Begin

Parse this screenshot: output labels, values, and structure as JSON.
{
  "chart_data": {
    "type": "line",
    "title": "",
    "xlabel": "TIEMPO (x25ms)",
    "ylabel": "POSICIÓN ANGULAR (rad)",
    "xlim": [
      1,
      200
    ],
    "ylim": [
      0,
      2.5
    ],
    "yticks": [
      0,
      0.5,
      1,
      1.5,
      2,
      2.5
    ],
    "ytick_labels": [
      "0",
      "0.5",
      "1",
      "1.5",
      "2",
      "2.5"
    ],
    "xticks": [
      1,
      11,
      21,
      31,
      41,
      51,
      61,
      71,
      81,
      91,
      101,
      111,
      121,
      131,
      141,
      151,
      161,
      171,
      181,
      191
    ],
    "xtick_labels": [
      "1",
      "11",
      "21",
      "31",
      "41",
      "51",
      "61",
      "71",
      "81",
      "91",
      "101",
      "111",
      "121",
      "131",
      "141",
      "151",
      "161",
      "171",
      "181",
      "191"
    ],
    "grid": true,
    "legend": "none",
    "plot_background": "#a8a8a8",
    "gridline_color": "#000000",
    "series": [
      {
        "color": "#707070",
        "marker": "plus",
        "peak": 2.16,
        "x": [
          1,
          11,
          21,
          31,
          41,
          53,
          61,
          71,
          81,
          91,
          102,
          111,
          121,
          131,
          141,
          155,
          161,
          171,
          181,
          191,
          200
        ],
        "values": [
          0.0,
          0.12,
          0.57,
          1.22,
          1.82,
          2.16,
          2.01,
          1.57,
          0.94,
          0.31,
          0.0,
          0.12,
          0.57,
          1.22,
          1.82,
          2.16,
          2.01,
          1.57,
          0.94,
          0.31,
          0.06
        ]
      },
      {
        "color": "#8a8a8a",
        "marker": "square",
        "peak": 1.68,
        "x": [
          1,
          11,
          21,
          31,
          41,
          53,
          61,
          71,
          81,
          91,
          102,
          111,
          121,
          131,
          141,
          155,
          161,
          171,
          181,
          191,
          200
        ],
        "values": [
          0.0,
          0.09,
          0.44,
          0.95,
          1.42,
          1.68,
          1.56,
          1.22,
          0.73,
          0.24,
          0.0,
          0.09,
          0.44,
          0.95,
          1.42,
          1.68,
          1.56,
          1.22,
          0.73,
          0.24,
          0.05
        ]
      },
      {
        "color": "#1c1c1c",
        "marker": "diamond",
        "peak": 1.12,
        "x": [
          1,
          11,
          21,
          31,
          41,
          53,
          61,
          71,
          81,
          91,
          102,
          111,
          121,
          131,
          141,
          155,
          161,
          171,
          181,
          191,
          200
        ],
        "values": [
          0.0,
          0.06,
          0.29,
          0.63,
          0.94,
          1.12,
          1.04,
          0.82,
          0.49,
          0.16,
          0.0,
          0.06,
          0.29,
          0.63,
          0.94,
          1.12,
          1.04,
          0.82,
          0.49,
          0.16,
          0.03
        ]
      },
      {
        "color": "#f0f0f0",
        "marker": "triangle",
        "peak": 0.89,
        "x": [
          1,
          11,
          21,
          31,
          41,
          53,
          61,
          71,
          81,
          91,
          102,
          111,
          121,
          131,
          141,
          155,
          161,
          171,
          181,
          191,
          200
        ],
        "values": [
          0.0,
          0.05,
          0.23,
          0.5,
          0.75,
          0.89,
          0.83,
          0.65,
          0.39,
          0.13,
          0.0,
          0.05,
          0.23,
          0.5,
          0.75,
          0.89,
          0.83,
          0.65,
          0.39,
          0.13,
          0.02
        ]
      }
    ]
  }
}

End

| SET PROBLEM |
Which lines above contain the word "marker"? Copy each of them.

| RIGHT ANSWER |
        "marker": "plus",
        "marker": "square",
        "marker": "diamond",
        "marker": "triangle",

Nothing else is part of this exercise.